§ **PROBLEM TO SOLVE**
In the material below, take the part that opens with the line containing "wt-note-3: -Dux repressed" and closes with the line containing "trophectoderm-cell [89, 562, 103, 576]", including both of those lines. Lay out that part as a JSON list of strings with one string per line and no blank lines.

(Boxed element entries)
/---

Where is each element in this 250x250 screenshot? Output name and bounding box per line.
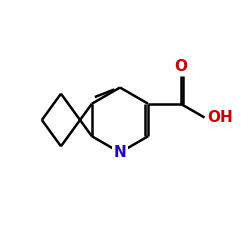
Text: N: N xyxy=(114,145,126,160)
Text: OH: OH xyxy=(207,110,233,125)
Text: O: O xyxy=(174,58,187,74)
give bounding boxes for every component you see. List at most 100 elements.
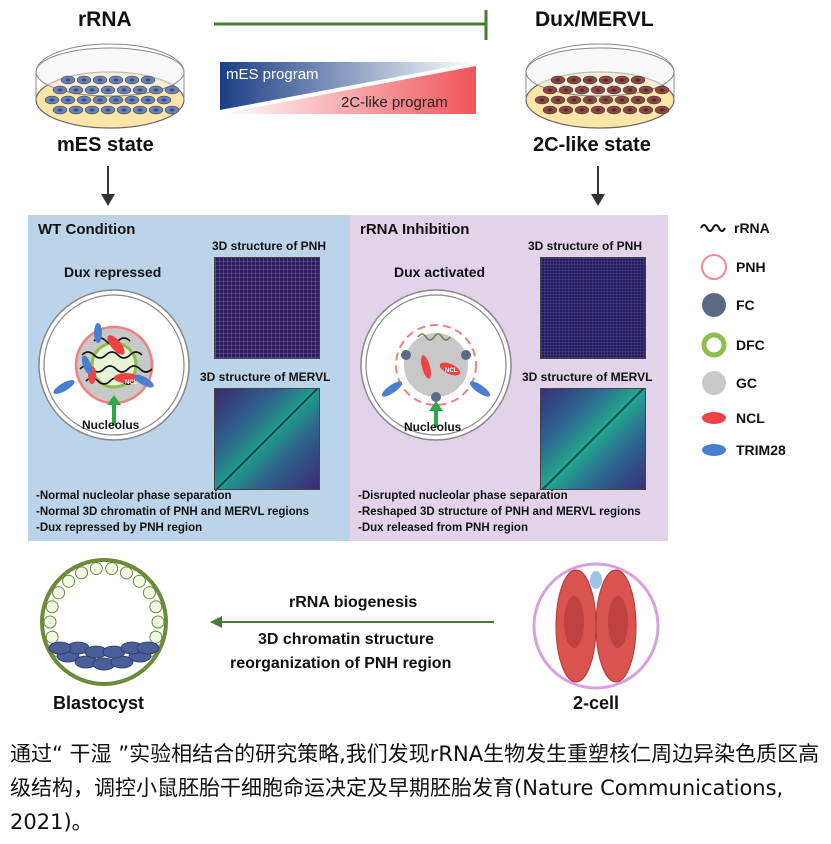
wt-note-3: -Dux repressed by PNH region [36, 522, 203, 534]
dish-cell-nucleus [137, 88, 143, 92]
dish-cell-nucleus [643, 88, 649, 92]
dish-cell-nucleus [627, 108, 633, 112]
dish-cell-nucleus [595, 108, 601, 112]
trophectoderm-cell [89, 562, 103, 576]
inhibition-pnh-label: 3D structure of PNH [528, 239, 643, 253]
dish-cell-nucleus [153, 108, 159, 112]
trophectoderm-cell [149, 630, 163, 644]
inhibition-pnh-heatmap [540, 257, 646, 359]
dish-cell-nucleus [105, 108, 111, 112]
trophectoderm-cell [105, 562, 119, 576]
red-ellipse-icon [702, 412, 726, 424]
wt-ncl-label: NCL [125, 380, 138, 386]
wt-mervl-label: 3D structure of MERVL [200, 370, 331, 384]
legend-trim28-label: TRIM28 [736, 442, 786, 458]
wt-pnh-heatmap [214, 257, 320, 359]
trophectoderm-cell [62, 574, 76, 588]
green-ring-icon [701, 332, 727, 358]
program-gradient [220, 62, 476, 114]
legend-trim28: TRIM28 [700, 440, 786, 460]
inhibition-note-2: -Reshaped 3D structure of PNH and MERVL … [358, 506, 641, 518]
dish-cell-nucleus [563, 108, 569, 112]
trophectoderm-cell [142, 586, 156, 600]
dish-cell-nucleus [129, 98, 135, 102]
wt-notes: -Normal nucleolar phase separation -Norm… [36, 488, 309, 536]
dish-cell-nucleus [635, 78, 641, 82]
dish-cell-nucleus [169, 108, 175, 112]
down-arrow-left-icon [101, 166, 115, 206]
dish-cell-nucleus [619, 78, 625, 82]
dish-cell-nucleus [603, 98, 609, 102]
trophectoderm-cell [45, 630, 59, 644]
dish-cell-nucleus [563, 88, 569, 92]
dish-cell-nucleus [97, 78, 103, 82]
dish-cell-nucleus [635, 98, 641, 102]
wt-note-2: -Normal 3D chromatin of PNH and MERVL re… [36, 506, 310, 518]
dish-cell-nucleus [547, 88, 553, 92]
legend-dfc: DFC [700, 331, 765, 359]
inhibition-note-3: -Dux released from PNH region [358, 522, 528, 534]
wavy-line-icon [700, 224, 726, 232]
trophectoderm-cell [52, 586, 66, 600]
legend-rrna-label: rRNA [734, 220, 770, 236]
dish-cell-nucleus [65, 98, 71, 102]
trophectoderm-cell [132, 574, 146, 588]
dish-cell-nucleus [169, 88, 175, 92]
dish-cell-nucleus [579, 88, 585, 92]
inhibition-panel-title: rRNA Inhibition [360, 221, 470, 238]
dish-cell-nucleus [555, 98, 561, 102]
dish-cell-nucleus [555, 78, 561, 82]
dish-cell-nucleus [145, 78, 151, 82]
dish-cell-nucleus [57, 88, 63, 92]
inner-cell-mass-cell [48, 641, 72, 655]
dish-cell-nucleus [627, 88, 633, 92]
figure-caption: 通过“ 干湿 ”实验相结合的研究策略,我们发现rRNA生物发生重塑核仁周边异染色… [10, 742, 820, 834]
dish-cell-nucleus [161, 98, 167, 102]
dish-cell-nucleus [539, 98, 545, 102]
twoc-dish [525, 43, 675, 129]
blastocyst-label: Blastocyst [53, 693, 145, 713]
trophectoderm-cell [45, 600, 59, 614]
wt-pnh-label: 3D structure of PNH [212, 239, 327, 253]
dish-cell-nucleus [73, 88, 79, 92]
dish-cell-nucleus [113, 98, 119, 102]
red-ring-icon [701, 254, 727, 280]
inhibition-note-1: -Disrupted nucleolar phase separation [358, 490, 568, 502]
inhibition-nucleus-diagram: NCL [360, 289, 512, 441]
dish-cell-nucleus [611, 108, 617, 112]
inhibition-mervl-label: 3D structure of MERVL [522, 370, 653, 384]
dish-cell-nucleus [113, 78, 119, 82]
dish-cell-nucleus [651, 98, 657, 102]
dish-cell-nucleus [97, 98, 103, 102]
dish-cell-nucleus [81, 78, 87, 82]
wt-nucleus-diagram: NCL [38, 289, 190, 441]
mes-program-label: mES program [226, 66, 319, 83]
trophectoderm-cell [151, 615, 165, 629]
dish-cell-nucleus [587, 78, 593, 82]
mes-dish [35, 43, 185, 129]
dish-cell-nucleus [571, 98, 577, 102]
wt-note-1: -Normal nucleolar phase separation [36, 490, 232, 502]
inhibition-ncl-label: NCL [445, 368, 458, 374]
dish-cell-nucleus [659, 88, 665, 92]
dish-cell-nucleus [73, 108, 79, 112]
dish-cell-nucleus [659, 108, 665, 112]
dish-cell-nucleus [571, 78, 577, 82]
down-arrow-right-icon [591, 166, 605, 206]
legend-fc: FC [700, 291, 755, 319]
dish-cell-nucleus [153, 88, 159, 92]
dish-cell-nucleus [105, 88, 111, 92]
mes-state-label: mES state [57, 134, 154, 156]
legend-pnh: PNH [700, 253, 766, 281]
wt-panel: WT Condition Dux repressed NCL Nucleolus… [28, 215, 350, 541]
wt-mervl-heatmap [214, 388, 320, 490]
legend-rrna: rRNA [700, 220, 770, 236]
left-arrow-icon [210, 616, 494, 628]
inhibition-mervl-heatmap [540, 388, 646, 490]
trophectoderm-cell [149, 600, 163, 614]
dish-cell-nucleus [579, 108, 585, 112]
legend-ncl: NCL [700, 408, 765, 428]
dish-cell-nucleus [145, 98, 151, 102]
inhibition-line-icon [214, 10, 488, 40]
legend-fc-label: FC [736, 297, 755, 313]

\---
/---

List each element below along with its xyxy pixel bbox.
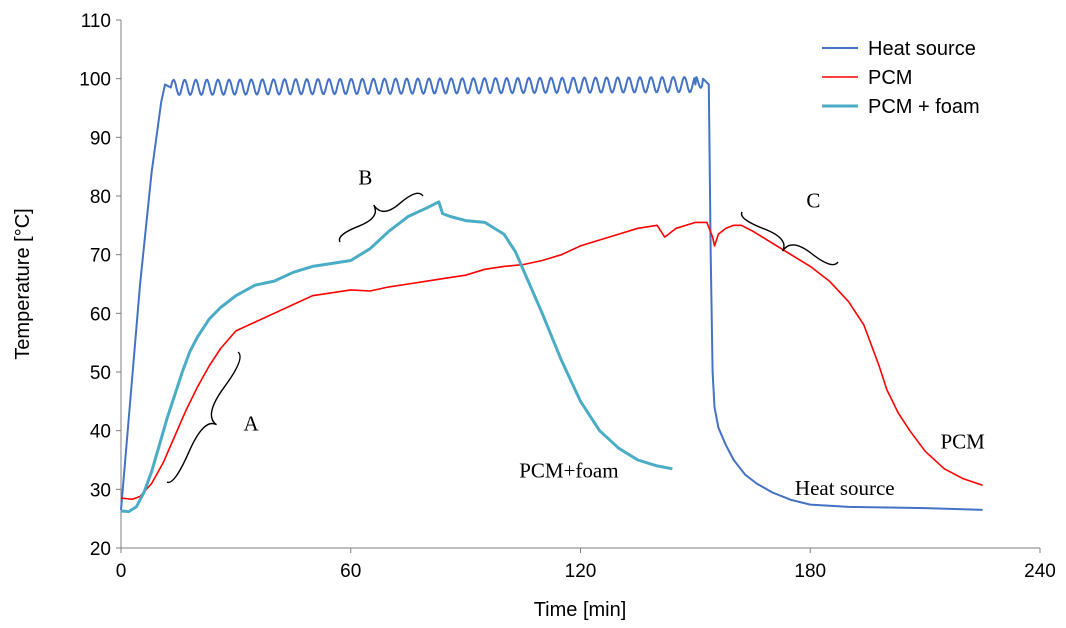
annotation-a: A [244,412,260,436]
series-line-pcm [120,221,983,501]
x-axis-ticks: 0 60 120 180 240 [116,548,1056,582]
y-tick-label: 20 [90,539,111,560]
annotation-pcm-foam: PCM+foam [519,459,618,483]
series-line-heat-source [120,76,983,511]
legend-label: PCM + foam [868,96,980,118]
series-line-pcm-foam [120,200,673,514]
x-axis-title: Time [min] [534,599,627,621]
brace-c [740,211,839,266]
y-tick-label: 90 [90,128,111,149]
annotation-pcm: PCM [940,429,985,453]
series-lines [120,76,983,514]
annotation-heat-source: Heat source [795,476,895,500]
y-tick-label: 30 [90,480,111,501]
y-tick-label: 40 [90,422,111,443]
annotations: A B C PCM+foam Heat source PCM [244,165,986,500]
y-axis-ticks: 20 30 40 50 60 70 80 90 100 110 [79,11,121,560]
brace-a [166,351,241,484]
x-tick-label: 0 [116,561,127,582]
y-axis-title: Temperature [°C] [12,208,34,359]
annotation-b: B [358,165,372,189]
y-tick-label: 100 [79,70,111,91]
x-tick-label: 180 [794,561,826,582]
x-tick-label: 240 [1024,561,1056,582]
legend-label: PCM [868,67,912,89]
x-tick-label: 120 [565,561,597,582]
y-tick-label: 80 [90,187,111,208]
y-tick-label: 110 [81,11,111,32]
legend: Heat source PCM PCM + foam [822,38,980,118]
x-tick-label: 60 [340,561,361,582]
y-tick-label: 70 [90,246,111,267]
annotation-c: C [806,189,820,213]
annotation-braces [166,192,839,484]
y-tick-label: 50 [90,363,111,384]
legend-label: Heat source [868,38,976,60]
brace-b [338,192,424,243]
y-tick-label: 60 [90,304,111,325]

\---

§ **CORRECT RESPONSE**
[
  "wt-note-3: -Dux repressed by PNH region [36, 522, 203, 534]",
  "dish-cell-nucleus [137, 88, 143, 92]",
  "dish-cell-nucleus [643, 88, 649, 92]",
  "dish-cell-nucleus [627, 108, 633, 112]",
  "dish-cell-nucleus [595, 108, 601, 112]",
  "trophectoderm-cell [89, 562, 103, 576]"
]